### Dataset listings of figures
--- BEGIN ---

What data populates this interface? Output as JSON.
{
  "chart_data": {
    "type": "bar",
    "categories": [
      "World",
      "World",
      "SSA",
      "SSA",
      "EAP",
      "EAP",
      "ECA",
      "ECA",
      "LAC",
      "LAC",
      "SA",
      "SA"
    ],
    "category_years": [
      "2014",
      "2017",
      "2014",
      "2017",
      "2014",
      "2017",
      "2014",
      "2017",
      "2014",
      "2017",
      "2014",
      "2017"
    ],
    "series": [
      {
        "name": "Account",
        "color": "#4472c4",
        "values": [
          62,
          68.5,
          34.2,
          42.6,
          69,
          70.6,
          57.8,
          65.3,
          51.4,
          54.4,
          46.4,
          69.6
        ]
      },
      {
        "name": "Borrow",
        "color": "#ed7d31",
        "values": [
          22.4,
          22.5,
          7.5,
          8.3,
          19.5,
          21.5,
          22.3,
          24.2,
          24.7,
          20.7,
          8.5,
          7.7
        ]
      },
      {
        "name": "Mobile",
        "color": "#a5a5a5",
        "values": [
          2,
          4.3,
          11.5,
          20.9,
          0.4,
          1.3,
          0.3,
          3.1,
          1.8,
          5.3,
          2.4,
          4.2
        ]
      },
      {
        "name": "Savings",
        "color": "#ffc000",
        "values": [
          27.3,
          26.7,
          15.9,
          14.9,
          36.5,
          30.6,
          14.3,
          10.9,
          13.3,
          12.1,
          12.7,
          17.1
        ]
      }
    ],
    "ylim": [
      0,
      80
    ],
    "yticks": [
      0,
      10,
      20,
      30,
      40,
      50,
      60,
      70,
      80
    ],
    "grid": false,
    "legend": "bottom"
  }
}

--- END ---

### CHALLENGE
Of the lines in the data, how many hold the string "color"? State the number, nothing else.

### EXERCISE ANSWER
4